- [Set task]
Within the records that follow, find every line containing the string "Indtast". Copy those lines.
— START Records for this task —
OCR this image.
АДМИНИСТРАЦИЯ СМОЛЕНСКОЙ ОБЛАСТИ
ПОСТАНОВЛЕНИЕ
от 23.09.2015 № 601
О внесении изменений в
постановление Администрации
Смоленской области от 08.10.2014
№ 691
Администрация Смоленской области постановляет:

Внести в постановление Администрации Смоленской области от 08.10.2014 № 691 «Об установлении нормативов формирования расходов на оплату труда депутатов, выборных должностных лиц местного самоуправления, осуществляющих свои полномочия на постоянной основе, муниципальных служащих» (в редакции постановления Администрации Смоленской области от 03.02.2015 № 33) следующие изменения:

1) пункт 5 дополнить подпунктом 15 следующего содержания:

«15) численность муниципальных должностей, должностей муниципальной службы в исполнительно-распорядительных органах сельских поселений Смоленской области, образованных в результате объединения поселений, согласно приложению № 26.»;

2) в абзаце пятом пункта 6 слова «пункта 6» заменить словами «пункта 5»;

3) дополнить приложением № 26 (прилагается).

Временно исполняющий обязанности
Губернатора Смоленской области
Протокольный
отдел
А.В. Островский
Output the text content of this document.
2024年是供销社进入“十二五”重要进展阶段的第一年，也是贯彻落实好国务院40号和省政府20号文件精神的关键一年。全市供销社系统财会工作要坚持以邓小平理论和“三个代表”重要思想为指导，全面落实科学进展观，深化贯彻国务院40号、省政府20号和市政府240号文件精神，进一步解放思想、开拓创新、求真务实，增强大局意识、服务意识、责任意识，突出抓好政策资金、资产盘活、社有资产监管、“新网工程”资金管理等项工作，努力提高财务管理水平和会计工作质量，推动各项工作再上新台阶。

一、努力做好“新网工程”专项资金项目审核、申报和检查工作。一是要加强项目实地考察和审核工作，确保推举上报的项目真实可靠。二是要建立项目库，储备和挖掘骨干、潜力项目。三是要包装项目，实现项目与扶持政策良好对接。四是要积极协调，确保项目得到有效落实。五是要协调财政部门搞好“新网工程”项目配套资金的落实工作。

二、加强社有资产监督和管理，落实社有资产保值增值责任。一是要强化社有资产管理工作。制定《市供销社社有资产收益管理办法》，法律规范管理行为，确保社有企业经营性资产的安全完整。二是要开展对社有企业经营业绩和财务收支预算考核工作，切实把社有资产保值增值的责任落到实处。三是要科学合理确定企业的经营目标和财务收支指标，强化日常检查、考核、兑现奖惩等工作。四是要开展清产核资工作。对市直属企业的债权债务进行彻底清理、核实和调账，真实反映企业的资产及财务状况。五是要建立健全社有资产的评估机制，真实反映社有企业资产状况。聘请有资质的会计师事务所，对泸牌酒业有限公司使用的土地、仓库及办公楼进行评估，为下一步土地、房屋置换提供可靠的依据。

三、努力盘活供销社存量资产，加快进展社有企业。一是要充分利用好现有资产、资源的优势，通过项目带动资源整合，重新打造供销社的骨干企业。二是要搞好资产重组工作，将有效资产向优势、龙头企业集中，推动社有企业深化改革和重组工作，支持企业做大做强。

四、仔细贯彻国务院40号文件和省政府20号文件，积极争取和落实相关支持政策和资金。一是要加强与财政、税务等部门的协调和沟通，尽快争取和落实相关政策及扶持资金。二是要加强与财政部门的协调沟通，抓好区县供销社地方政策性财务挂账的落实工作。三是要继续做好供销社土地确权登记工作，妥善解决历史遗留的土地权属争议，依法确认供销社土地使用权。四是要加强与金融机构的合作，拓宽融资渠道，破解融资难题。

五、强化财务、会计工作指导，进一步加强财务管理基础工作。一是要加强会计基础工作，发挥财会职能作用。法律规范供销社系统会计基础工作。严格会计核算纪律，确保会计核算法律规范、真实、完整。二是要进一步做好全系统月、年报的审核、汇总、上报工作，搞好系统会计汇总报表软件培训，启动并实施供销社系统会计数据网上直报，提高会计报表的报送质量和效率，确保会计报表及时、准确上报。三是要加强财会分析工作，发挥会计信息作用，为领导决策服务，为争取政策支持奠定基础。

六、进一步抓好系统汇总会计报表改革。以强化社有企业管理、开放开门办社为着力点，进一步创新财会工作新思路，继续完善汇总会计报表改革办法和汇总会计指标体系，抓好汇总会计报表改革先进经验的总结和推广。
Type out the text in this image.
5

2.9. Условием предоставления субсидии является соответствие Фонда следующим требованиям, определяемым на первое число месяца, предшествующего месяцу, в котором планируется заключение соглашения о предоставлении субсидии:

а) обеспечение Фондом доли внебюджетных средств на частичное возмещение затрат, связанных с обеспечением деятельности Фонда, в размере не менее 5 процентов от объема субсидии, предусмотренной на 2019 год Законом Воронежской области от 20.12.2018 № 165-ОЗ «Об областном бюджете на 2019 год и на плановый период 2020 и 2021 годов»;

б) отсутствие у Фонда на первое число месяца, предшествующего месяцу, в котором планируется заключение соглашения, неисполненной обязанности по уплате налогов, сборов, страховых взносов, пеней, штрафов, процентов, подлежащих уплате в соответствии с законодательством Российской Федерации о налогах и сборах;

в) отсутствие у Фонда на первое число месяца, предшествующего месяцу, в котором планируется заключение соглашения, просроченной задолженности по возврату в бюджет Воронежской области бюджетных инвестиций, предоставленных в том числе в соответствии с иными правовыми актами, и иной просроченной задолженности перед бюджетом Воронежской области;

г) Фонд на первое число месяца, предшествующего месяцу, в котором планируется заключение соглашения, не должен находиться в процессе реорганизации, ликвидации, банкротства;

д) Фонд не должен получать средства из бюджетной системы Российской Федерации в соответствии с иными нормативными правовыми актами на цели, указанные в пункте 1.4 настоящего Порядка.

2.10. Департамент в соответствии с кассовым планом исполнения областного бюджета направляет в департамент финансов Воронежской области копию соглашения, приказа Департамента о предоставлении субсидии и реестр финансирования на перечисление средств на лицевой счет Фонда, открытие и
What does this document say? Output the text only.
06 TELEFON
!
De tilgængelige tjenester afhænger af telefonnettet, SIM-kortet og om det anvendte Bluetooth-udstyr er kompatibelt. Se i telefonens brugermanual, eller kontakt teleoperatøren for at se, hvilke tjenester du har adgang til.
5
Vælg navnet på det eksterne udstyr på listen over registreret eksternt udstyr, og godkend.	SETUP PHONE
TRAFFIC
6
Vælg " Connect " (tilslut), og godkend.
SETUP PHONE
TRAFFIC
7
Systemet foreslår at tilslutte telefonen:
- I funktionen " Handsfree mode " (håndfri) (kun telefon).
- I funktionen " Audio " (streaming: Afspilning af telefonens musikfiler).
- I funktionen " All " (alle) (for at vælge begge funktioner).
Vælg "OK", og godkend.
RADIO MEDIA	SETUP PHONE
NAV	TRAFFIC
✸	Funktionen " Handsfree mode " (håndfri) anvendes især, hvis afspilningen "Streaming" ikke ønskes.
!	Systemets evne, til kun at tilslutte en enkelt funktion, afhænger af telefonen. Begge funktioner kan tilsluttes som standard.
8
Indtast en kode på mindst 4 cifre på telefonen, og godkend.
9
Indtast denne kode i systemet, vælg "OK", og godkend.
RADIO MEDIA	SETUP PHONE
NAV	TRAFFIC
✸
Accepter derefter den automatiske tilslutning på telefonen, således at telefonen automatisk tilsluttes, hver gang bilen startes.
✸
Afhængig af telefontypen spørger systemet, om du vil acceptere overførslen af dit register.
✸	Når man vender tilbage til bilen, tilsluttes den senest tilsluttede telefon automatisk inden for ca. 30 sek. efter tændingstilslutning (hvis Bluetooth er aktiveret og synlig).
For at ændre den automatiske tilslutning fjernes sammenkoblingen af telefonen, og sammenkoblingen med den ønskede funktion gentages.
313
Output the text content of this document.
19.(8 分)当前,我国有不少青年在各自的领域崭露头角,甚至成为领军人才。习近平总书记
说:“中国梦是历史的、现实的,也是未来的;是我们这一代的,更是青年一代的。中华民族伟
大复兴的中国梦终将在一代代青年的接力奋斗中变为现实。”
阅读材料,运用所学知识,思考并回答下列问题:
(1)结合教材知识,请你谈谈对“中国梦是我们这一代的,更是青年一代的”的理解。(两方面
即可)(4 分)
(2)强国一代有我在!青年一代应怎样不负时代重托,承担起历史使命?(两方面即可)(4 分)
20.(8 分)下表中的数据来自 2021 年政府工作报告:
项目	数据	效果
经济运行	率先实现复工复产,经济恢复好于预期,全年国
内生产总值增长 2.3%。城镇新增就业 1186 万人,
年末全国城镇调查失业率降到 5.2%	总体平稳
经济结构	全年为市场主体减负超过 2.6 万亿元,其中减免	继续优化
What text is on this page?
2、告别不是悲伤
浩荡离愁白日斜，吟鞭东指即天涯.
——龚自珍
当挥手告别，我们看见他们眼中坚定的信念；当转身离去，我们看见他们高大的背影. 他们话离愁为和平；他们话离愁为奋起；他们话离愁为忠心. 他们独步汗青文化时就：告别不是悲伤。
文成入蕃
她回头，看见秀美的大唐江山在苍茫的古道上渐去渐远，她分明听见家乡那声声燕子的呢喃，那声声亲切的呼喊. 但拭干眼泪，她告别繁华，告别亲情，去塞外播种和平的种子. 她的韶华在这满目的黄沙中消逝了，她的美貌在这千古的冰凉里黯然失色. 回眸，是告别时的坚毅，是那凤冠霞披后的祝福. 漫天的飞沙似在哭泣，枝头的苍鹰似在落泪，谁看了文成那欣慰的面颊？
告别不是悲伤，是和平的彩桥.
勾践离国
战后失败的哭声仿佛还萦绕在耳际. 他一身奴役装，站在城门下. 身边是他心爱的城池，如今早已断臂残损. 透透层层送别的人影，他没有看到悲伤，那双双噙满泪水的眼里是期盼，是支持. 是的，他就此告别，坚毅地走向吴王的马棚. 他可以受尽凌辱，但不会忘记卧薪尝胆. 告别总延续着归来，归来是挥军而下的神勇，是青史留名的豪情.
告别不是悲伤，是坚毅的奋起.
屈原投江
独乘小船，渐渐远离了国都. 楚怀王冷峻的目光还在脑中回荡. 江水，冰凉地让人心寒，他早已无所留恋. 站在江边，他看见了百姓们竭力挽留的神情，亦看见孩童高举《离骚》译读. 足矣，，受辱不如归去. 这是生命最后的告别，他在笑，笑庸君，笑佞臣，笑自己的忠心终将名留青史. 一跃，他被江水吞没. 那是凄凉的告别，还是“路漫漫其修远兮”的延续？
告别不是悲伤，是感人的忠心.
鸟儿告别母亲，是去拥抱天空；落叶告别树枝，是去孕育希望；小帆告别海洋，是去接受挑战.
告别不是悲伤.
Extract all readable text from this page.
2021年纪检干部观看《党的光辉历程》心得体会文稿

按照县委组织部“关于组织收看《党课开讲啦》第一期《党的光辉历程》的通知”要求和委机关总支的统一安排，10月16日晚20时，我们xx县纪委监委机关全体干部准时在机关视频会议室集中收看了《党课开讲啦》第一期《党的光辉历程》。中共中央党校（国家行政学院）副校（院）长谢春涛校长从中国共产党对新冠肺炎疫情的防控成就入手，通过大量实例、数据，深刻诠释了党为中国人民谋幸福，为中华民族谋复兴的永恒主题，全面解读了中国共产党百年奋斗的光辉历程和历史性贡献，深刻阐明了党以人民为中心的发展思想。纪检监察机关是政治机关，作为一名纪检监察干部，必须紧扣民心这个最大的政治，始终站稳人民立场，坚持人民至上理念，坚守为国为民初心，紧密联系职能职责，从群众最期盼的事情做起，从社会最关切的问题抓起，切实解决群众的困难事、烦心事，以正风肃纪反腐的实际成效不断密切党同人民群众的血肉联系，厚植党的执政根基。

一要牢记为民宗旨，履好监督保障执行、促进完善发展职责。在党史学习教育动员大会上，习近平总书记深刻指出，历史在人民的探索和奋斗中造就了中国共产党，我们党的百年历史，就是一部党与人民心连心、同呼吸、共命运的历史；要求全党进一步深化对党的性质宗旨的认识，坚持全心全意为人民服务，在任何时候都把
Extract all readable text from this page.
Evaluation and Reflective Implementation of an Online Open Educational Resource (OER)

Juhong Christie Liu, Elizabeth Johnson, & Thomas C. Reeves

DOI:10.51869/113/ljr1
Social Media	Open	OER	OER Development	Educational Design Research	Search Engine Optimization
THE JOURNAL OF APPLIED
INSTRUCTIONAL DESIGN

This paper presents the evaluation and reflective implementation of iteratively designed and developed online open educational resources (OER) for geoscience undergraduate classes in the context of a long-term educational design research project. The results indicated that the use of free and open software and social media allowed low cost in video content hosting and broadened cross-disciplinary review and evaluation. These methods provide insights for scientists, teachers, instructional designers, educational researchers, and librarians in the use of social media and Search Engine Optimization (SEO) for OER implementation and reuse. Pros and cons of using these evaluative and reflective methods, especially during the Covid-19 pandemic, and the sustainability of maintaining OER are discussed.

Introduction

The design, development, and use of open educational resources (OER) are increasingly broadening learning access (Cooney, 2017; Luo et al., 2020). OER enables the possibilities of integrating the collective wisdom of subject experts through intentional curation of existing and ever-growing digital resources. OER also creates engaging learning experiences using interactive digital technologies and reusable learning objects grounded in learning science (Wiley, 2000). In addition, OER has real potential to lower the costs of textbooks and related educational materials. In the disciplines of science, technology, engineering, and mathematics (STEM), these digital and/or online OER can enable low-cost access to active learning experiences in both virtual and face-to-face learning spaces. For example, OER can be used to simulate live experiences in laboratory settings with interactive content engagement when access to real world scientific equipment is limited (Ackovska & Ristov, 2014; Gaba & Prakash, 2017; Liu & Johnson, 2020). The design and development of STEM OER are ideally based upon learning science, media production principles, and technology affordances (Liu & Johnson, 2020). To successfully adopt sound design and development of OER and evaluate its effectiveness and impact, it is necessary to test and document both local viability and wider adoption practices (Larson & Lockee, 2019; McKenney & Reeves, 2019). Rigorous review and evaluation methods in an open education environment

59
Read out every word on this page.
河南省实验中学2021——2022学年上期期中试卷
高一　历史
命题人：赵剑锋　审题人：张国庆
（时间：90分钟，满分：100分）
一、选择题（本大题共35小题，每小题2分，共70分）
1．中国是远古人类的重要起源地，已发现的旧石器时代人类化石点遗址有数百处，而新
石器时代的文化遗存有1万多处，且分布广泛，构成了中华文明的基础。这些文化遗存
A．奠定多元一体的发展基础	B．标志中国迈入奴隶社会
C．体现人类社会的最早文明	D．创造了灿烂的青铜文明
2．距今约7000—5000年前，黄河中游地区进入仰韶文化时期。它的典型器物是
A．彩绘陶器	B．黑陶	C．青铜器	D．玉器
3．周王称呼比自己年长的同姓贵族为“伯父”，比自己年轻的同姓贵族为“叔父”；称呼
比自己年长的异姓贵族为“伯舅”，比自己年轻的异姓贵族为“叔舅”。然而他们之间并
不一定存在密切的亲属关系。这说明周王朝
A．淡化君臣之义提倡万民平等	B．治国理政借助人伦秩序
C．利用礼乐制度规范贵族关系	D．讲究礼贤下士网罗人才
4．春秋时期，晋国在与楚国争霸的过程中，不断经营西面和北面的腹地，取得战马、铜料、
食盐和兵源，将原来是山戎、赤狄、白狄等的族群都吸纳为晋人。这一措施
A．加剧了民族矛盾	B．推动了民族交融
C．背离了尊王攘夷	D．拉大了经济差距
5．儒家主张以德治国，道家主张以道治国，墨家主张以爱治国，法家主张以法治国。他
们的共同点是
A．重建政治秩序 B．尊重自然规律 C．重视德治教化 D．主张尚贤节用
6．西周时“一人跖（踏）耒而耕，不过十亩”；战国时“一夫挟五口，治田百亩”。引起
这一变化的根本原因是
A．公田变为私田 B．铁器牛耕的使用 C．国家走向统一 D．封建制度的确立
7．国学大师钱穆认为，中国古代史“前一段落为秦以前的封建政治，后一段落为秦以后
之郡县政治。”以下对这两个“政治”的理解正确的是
— END Records for this task —
- [Answer to the problem]
Indtast en kode på mindst 4 cifre på telefonen, og godkend.
Indtast denne kode i systemet, vælg "OK", og godkend.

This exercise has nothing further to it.